**抜粋**
____________
なお、これらの保証を受ける際には破損の原因が輸送時のトラブルであることを証明するために、出品者は配送する直前の商品写真、購入者は受け取った直後の商品写真を撮って保管しておくことで補償が適応されやすくなります。

対処法②あらかじめ商品説明文に対応を記載しておく

出品者があらかじめ商品説明文に輸送時に破損した場合どのように対応するか記載しておくことで、トラブルを避ける方法もあります。

よくある例としては、「着払いで商品を送ってもらい、修理して再発送」や「着払いで商品を送ってもらい同様の商品と交換」などと記載しておくことです。

これらの記載がない商品でも、購入者から商品の破損を伝えるメッセージが届いたときに同様の対応を取ることで出品者の評判も良くなるでしょう。

発送した商品が届かない

発送した商品が届かないというトラブルでは、主に以下のケースが考えられます。

  1. 住所が間違っている
  2. 配達ミス
  3. 配達中
  4. 嘘のクレーム

それぞれのケースに対して解決法をご紹介します。

住所が間違っていた時の対処法

発送先の住所が間違っていた場合、出品者が送る住所を間違えていたパターンと、購入者が伝えた住所が間違っていたパターンの2通りが考えられます。

発送先の住所間違いを疑う場合は、まず購入者に改めて住所を確認させてもらい、発送前に聞いた住所と照らし合わせるのが良いでしょう。

聞き直した住所に間違いが無かった場合は出品者が間違えた可能性が高く、住所が違った場合は購入者の間違いなのでそれぞれ対応しましょう。

なお、出品者が間違えた場合にはお客様を待たせてしまっているので、時間のかかる荷物の追跡を行うよりも同様の商品を再発送するなどの対応が望ましいです。

配達ミスの時の対処法

輸送業者の配達ミスが原因で荷物が届かなかった場合、郵便局や下記のサイトから調査を行ってもらいましょう。

郵便物等が届かないなどの調査のお申し出では、発送した商品の日時や封筒の大きさなどの情報からネット上からでも調査を行ってもらうことができます。調査を行うと今荷物がどうなっているかを分かる限り教えていただけます。

なお、急ぎの場合は最寄りの郵便局で依頼する方がスムーズです。

配達中だったケースの対処法

購入者がせかしているだけの可能性御ありますが、天候や道路状況の影響などで配達が数日遅れることもあります。

最近では輸送会社が荷物が今どうなっているか追跡サービスを行ってくれていることも多いので、そちらを参考にするといいでしょう。

購入者が嘘を付いているケースの対処法

既に商品は到着しているけれど、嘘をついてもう1つ商品を受け取ろうとしたり、キャンセル扱いにしてタダで商品を受け取ろうとする購入者が稀にいます。
____________
**データ一覧**
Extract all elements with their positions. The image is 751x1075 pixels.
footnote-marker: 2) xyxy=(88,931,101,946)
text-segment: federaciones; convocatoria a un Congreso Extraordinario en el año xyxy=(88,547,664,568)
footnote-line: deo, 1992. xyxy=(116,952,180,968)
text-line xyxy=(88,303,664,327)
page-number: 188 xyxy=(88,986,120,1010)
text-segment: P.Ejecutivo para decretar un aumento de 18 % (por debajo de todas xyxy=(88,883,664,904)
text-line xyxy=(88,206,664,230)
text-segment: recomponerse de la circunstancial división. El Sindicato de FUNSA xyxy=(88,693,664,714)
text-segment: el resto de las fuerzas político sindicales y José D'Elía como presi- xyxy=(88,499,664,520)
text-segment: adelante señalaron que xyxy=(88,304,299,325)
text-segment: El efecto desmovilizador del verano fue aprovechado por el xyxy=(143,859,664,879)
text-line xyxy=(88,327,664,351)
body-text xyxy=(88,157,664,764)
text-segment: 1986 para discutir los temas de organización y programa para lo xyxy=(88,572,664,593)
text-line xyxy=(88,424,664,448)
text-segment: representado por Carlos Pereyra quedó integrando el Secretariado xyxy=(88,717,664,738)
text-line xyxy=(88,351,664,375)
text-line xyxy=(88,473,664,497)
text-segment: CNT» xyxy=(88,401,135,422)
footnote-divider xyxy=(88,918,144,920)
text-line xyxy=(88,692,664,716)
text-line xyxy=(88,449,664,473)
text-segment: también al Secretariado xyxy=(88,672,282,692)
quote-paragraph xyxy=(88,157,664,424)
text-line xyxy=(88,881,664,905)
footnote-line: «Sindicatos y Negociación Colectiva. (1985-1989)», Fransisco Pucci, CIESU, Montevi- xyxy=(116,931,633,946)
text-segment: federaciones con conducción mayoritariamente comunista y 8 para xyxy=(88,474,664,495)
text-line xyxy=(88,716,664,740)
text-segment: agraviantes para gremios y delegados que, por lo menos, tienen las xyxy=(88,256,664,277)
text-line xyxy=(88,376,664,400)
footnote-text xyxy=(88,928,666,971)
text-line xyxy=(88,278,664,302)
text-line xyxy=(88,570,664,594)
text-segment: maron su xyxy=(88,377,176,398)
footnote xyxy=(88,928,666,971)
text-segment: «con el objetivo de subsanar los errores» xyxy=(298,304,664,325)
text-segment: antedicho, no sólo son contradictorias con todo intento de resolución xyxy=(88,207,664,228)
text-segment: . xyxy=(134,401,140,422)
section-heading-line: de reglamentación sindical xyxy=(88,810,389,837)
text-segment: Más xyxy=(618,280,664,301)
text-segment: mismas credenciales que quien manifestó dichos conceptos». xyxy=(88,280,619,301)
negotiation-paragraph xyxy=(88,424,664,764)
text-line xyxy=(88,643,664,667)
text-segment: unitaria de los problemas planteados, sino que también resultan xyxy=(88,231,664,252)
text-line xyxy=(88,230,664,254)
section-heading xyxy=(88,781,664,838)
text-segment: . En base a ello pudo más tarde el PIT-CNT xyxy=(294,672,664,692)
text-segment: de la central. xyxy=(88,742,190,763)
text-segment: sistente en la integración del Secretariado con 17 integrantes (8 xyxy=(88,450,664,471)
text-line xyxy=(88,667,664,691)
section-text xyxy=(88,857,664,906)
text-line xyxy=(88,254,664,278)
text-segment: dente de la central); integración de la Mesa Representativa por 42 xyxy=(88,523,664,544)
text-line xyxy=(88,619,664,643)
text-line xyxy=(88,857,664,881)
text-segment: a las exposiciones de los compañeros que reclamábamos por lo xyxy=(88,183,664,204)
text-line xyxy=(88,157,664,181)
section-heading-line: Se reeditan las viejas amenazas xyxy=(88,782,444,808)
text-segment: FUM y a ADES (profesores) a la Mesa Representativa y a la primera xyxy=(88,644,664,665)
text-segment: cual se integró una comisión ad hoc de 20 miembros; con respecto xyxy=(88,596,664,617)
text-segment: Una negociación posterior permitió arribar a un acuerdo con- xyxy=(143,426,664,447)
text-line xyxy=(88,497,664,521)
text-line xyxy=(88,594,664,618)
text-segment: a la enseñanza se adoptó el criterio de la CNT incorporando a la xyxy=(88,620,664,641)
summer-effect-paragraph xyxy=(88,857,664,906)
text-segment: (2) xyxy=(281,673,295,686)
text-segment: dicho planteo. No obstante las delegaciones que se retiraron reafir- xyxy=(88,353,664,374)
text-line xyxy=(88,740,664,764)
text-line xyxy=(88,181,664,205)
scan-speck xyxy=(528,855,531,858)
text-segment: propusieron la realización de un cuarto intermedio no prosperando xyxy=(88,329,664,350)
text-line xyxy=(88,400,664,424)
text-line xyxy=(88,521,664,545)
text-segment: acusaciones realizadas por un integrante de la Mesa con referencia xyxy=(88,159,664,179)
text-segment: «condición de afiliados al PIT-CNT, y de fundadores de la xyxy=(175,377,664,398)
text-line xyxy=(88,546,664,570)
____________
**やること**
配送トラブルについての抜粋を、「よくある例としては、「着払い」を含む箇所から書き始め、「それぞれのケースに対して解決法をご紹介します。」を書いたところで止めて、一字も変えずに書き出すこと。 データは別の出典から取ったものである。

**課題の解答**
よくある例としては、「着払いで商品を送ってもらい、修理して再発送」や「着払いで商品を送ってもらい同様の商品と交換」などと記載しておくことです。

これらの記載がない商品でも、購入者から商品の破損を伝えるメッセージが届いたときに同様の対応を取ることで出品者の評判も良くなるでしょう。

発送した商品が届かない

発送した商品が届かないというトラブルでは、主に以下のケースが考えられます。

  1. 住所が間違っている
  2. 配達ミス
  3. 配達中
  4. 嘘のクレーム

それぞれのケースに対して解決法をご紹介します。